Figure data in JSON
=-=-=
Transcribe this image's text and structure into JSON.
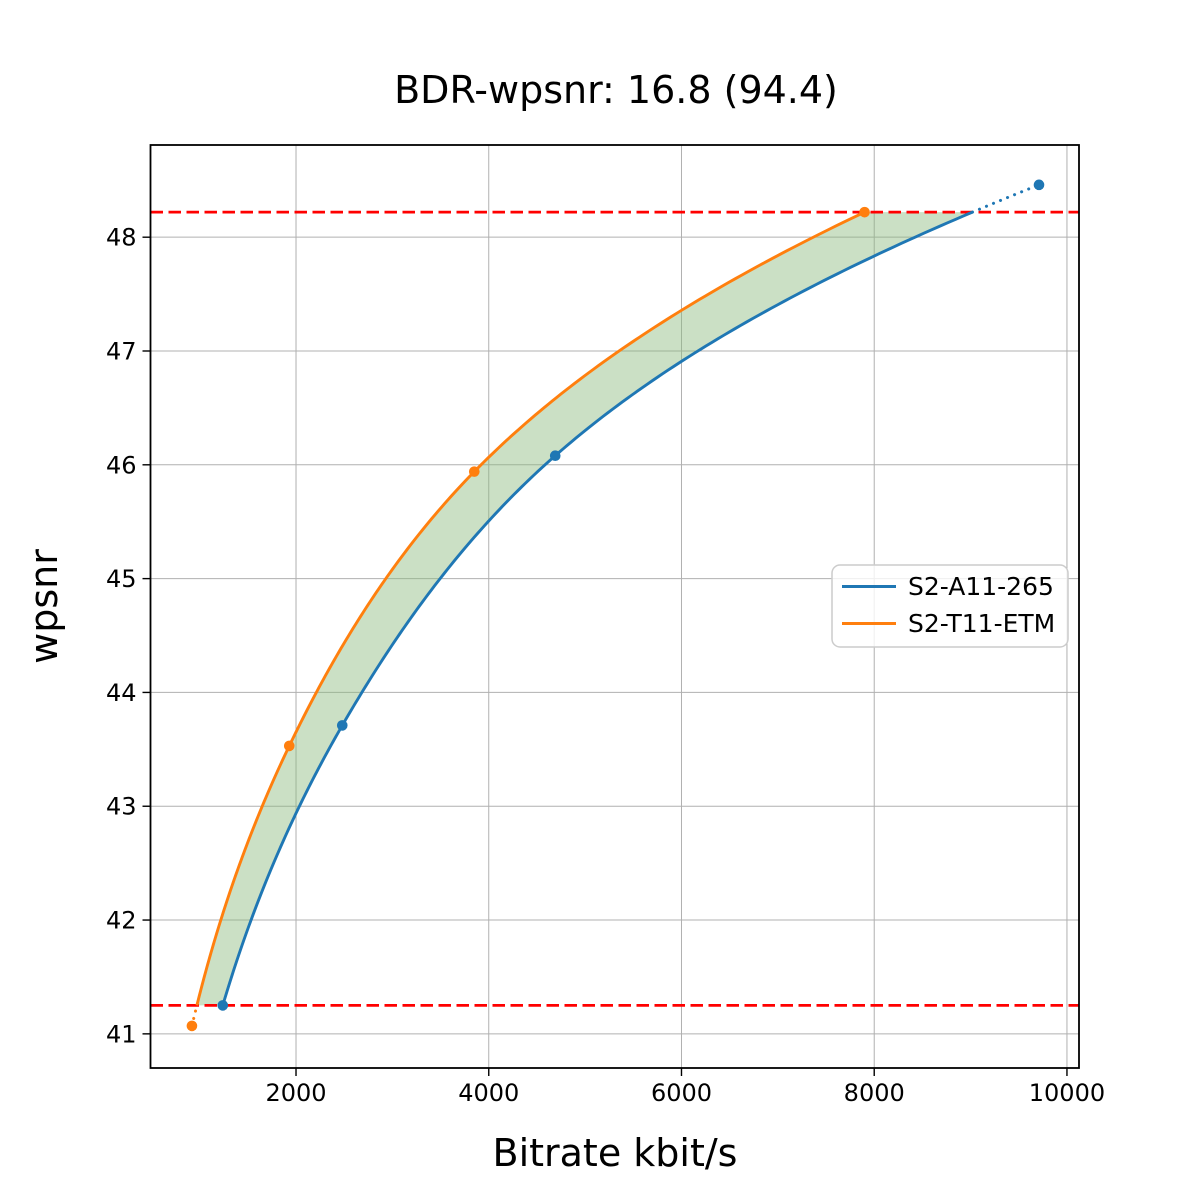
{
  "chart_data": {
    "type": "line",
    "title": "BDR-wpsnr: 16.8 (94.4)",
    "xlabel": "Bitrate kbit/s",
    "ylabel": "wpsnr",
    "xlim": [
      490,
      10125
    ],
    "ylim": [
      40.7,
      48.81
    ],
    "xticks": [
      2000,
      4000,
      6000,
      8000,
      10000
    ],
    "yticks": [
      41,
      42,
      43,
      44,
      45,
      46,
      47,
      48
    ],
    "grid": true,
    "interpolation": "pchip-on-log-bitrate",
    "legend_position": "center-right",
    "series": [
      {
        "name": "S2-A11-265",
        "color": "#1f77b4",
        "points": [
          [
            1240,
            41.25
          ],
          [
            2480,
            43.71
          ],
          [
            4690,
            46.08
          ],
          [
            9710,
            48.46
          ]
        ]
      },
      {
        "name": "S2-T11-ETM",
        "color": "#ff7f0e",
        "points": [
          [
            920,
            41.07
          ],
          [
            1930,
            43.53
          ],
          [
            3850,
            45.94
          ],
          [
            7900,
            48.22
          ]
        ]
      }
    ],
    "overlap_band": {
      "low": 41.25,
      "high": 48.22,
      "line_color": "#ff0000",
      "line_style": "dashed",
      "fill_color": "#8cbb7e",
      "fill_opacity": 0.45
    },
    "colors": {
      "grid": "#b0b0b0",
      "spine": "#000000",
      "text": "#000000",
      "background": "#ffffff",
      "legend_border": "#cccccc"
    }
  }
}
=-=-=
▸ **Work to do**:
Repeat the records above exactly, leaving out the pictures.

▸ **Output for this exercise**:
Transcribe this image's text and structure into JSON.
{
  "chart_data": {
    "type": "line",
    "title": "BDR-wpsnr: 16.8 (94.4)",
    "xlabel": "Bitrate kbit/s",
    "ylabel": "wpsnr",
    "xlim": [
      490,
      10125
    ],
    "ylim": [
      40.7,
      48.81
    ],
    "xticks": [
      2000,
      4000,
      6000,
      8000,
      10000
    ],
    "yticks": [
      41,
      42,
      43,
      44,
      45,
      46,
      47,
      48
    ],
    "grid": true,
    "interpolation": "pchip-on-log-bitrate",
    "legend_position": "center-right",
    "series": [
      {
        "name": "S2-A11-265",
        "color": "#1f77b4",
        "points": [
          [
            1240,
            41.25
          ],
          [
            2480,
            43.71
          ],
          [
            4690,
            46.08
          ],
          [
            9710,
            48.46
          ]
        ]
      },
      {
        "name": "S2-T11-ETM",
        "color": "#ff7f0e",
        "points": [
          [
            920,
            41.07
          ],
          [
            1930,
            43.53
          ],
          [
            3850,
            45.94
          ],
          [
            7900,
            48.22
          ]
        ]
      }
    ],
    "overlap_band": {
      "low": 41.25,
      "high": 48.22,
      "line_color": "#ff0000",
      "line_style": "dashed",
      "fill_color": "#8cbb7e",
      "fill_opacity": 0.45
    },
    "colors": {
      "grid": "#b0b0b0",
      "spine": "#000000",
      "text": "#000000",
      "background": "#ffffff",
      "legend_border": "#cccccc"
    }
  }
}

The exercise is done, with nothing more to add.